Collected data

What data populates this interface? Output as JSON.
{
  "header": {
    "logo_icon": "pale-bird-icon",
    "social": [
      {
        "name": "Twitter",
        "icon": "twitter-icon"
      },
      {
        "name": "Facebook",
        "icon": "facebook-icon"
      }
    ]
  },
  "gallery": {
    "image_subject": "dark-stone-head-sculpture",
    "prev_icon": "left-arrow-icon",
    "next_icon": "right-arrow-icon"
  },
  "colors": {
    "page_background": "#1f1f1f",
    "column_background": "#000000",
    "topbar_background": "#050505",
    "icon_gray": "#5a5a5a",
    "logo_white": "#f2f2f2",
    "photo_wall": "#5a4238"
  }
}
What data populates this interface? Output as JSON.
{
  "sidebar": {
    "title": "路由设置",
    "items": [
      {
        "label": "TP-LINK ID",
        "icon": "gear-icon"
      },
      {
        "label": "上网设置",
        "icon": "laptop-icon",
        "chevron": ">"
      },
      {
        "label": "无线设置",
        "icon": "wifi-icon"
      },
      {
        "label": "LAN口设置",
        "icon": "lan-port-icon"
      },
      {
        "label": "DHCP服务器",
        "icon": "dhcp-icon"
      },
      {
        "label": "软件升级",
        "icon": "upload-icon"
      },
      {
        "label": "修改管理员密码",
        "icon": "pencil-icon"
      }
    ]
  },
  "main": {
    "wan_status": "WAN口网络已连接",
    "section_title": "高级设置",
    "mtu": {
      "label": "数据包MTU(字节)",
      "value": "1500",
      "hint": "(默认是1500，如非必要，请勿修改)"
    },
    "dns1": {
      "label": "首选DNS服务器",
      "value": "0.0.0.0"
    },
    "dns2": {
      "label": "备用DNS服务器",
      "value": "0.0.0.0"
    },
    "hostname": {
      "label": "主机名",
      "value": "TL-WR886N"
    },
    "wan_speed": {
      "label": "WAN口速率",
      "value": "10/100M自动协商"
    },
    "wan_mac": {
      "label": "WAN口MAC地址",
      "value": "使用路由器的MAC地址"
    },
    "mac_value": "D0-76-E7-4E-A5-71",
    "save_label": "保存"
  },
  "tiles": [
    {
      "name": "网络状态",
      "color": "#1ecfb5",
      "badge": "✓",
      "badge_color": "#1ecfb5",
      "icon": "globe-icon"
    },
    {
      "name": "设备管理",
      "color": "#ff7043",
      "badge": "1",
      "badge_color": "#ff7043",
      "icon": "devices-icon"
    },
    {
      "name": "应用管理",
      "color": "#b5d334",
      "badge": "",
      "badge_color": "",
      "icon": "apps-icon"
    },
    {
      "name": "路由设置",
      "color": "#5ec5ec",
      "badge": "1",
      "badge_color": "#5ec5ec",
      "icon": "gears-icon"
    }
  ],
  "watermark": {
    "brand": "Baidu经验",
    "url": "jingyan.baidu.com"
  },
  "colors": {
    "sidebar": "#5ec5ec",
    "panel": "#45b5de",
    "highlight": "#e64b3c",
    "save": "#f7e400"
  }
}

▶ [Short exercise] Output every record above exactly as it appears.

▶ [Exercise solution]
What data populates this interface? Output as JSON.
{
  "header": {
    "logo_icon": "pale-bird-icon",
    "social": [
      {
        "name": "Twitter",
        "icon": "twitter-icon"
      },
      {
        "name": "Facebook",
        "icon": "facebook-icon"
      }
    ]
  },
  "gallery": {
    "image_subject": "dark-stone-head-sculpture",
    "prev_icon": "left-arrow-icon",
    "next_icon": "right-arrow-icon"
  },
  "colors": {
    "page_background": "#1f1f1f",
    "column_background": "#000000",
    "topbar_background": "#050505",
    "icon_gray": "#5a5a5a",
    "logo_white": "#f2f2f2",
    "photo_wall": "#5a4238"
  }
}
What data populates this interface? Output as JSON.
{
  "sidebar": {
    "title": "路由设置",
    "items": [
      {
        "label": "TP-LINK ID",
        "icon": "gear-icon"
      },
      {
        "label": "上网设置",
        "icon": "laptop-icon",
        "chevron": ">"
      },
      {
        "label": "无线设置",
        "icon": "wifi-icon"
      },
      {
        "label": "LAN口设置",
        "icon": "lan-port-icon"
      },
      {
        "label": "DHCP服务器",
        "icon": "dhcp-icon"
      },
      {
        "label": "软件升级",
        "icon": "upload-icon"
      },
      {
        "label": "修改管理员密码",
        "icon": "pencil-icon"
      }
    ]
  },
  "main": {
    "wan_status": "WAN口网络已连接",
    "section_title": "高级设置",
    "mtu": {
      "label": "数据包MTU(字节)",
      "value": "1500",
      "hint": "(默认是1500，如非必要，请勿修改)"
    },
    "dns1": {
      "label": "首选DNS服务器",
      "value": "0.0.0.0"
    },
    "dns2": {
      "label": "备用DNS服务器",
      "value": "0.0.0.0"
    },
    "hostname": {
      "label": "主机名",
      "value": "TL-WR886N"
    },
    "wan_speed": {
      "label": "WAN口速率",
      "value": "10/100M自动协商"
    },
    "wan_mac": {
      "label": "WAN口MAC地址",
      "value": "使用路由器的MAC地址"
    },
    "mac_value": "D0-76-E7-4E-A5-71",
    "save_label": "保存"
  },
  "tiles": [
    {
      "name": "网络状态",
      "color": "#1ecfb5",
      "badge": "✓",
      "badge_color": "#1ecfb5",
      "icon": "globe-icon"
    },
    {
      "name": "设备管理",
      "color": "#ff7043",
      "badge": "1",
      "badge_color": "#ff7043",
      "icon": "devices-icon"
    },
    {
      "name": "应用管理",
      "color": "#b5d334",
      "badge": "",
      "badge_color": "",
      "icon": "apps-icon"
    },
    {
      "name": "路由设置",
      "color": "#5ec5ec",
      "badge": "1",
      "badge_color": "#5ec5ec",
      "icon": "gears-icon"
    }
  ],
  "watermark": {
    "brand": "Baidu经验",
    "url": "jingyan.baidu.com"
  },
  "colors": {
    "sidebar": "#5ec5ec",
    "panel": "#45b5de",
    "highlight": "#e64b3c",
    "save": "#f7e400"
  }
}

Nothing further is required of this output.